* START *

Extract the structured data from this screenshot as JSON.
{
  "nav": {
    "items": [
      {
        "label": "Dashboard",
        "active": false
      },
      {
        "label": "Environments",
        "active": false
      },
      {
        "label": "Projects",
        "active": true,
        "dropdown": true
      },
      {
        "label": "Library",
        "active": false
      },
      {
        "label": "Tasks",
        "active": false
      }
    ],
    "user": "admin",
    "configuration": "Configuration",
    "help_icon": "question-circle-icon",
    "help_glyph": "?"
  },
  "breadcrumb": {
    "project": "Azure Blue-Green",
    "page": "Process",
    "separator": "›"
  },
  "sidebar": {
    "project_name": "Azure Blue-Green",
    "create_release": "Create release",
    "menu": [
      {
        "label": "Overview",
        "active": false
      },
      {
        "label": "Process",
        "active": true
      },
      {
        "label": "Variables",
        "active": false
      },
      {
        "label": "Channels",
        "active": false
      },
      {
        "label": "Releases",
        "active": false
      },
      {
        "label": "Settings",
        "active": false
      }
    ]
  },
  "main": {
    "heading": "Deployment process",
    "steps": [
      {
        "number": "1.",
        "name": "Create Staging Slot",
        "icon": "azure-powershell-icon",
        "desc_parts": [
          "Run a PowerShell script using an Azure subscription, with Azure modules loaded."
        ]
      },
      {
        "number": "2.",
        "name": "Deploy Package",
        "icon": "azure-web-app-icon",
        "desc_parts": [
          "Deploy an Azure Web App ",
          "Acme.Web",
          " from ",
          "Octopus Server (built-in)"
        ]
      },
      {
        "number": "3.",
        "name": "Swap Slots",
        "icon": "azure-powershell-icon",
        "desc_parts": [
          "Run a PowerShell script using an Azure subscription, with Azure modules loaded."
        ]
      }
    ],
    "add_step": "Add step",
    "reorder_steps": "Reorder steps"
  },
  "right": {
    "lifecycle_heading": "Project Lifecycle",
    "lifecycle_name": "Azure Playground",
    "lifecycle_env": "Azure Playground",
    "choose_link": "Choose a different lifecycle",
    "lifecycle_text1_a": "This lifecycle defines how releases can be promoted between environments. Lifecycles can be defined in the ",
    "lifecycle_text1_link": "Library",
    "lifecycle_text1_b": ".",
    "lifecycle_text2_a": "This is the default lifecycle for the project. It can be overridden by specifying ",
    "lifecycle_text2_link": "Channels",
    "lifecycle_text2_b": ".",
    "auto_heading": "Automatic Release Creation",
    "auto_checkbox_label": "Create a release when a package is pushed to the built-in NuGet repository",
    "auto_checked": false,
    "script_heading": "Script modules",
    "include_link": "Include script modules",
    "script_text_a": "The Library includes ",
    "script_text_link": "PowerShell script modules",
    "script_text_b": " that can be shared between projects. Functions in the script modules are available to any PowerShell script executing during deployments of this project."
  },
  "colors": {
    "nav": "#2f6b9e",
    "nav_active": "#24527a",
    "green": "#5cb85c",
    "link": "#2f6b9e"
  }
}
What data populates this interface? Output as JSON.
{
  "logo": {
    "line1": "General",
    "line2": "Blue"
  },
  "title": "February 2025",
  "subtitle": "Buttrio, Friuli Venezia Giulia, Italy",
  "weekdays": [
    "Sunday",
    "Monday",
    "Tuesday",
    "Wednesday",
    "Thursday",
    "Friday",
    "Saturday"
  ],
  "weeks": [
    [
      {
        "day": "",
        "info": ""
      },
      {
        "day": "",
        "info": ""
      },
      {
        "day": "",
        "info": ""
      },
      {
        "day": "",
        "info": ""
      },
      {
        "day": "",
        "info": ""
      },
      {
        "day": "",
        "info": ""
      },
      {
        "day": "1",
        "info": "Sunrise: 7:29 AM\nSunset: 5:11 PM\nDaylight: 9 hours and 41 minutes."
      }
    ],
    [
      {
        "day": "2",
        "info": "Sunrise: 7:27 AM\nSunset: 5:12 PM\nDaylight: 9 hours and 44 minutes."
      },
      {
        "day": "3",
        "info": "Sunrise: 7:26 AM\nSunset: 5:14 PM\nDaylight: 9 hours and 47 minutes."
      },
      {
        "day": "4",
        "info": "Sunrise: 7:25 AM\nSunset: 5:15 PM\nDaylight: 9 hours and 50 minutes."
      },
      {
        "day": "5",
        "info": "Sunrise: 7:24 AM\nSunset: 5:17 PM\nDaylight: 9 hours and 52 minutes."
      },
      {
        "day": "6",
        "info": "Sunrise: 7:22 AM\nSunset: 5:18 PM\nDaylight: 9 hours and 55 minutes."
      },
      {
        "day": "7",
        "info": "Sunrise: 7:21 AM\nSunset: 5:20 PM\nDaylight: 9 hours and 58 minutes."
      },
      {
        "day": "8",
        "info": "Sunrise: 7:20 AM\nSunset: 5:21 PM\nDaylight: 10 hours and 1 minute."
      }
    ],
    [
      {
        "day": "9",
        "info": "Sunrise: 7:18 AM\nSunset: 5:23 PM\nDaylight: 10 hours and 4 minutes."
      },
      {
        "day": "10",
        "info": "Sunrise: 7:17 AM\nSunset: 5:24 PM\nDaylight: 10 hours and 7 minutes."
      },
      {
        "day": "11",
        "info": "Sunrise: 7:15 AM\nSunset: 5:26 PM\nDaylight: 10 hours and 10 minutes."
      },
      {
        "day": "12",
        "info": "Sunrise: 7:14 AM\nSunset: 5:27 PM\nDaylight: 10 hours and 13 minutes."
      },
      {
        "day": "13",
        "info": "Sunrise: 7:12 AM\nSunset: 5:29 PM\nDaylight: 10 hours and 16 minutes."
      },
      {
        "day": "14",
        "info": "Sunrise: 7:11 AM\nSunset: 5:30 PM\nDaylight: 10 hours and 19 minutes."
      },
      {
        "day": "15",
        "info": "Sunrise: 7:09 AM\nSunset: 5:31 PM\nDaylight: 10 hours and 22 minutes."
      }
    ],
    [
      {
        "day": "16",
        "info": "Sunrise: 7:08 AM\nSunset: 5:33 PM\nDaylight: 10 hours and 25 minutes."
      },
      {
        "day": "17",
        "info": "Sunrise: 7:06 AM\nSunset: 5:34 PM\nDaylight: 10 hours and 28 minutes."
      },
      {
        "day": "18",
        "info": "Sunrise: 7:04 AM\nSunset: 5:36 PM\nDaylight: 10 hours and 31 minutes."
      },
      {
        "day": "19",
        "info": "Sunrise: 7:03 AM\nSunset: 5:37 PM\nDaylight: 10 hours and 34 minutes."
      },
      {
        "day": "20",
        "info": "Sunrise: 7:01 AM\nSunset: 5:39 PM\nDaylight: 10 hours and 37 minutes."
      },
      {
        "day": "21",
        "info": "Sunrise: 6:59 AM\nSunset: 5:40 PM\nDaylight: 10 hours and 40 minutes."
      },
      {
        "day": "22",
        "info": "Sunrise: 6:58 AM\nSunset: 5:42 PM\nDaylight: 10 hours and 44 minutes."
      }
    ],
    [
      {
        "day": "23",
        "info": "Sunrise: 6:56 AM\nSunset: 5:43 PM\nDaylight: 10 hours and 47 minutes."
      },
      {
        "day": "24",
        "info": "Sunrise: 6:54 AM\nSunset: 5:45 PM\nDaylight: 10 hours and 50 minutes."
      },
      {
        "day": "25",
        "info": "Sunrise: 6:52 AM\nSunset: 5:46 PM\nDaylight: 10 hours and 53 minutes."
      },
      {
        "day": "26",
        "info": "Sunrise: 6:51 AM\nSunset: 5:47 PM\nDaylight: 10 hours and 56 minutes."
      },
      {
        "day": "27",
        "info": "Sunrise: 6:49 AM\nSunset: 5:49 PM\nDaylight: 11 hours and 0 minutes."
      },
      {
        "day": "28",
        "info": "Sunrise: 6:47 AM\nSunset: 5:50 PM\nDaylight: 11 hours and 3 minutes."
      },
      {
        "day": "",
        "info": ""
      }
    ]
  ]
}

* END *

• **Given exercise**
Lines from the records above that hold "icon" are the ones to list.

• **Written solution**
    "help_icon": "question-circle-icon",
        "icon": "azure-powershell-icon",
        "icon": "azure-web-app-icon",
        "icon": "azure-powershell-icon",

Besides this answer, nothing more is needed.